### WHAT YOU SHOULD DO
Return all the data, word for word.

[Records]
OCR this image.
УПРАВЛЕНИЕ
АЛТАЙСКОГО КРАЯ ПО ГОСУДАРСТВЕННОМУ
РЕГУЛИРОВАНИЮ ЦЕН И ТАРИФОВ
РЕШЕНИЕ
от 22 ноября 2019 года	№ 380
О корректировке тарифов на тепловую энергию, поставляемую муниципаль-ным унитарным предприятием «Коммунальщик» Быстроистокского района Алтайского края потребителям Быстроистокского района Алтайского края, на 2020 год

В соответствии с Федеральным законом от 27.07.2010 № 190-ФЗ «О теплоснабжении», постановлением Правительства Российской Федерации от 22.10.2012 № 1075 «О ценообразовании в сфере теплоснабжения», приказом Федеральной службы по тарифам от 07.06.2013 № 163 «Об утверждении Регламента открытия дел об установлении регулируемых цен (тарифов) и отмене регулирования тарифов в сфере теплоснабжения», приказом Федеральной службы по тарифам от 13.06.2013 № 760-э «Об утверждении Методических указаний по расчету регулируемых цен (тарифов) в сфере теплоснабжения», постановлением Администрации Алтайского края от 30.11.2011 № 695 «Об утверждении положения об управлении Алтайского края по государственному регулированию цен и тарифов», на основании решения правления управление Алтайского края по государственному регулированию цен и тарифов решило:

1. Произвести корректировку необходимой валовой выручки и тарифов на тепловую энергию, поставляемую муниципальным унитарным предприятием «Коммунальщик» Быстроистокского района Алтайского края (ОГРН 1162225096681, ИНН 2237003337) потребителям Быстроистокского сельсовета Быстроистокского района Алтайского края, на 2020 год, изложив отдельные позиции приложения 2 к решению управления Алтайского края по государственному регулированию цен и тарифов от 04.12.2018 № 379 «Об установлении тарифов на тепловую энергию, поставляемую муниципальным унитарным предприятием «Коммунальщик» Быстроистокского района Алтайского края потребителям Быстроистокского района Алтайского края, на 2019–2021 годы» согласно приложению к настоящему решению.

### SOLUTION TO THE PROBLEM
OCR this image.
УПРАВЛЕНИЕ
АЛТАЙСКОГО КРАЯ ПО ГОСУДАРСТВЕННОМУ
РЕГУЛИРОВАНИЮ ЦЕН И ТАРИФОВ
РЕШЕНИЕ
от 22 ноября 2019 года	№ 380
О корректировке тарифов на тепловую энергию, поставляемую муниципаль-ным унитарным предприятием «Коммунальщик» Быстроистокского района Алтайского края потребителям Быстроистокского района Алтайского края, на 2020 год

В соответствии с Федеральным законом от 27.07.2010 № 190-ФЗ «О теплоснабжении», постановлением Правительства Российской Федерации от 22.10.2012 № 1075 «О ценообразовании в сфере теплоснабжения», приказом Федеральной службы по тарифам от 07.06.2013 № 163 «Об утверждении Регламента открытия дел об установлении регулируемых цен (тарифов) и отмене регулирования тарифов в сфере теплоснабжения», приказом Федеральной службы по тарифам от 13.06.2013 № 760-э «Об утверждении Методических указаний по расчету регулируемых цен (тарифов) в сфере теплоснабжения», постановлением Администрации Алтайского края от 30.11.2011 № 695 «Об утверждении положения об управлении Алтайского края по государственному регулированию цен и тарифов», на основании решения правления управление Алтайского края по государственному регулированию цен и тарифов решило:

1. Произвести корректировку необходимой валовой выручки и тарифов на тепловую энергию, поставляемую муниципальным унитарным предприятием «Коммунальщик» Быстроистокского района Алтайского края (ОГРН 1162225096681, ИНН 2237003337) потребителям Быстроистокского сельсовета Быстроистокского района Алтайского края, на 2020 год, изложив отдельные позиции приложения 2 к решению управления Алтайского края по государственному регулированию цен и тарифов от 04.12.2018 № 379 «Об установлении тарифов на тепловую энергию, поставляемую муниципальным унитарным предприятием «Коммунальщик» Быстроистокского района Алтайского края потребителям Быстроистокского района Алтайского края, на 2019–2021 годы» согласно приложению к настоящему решению.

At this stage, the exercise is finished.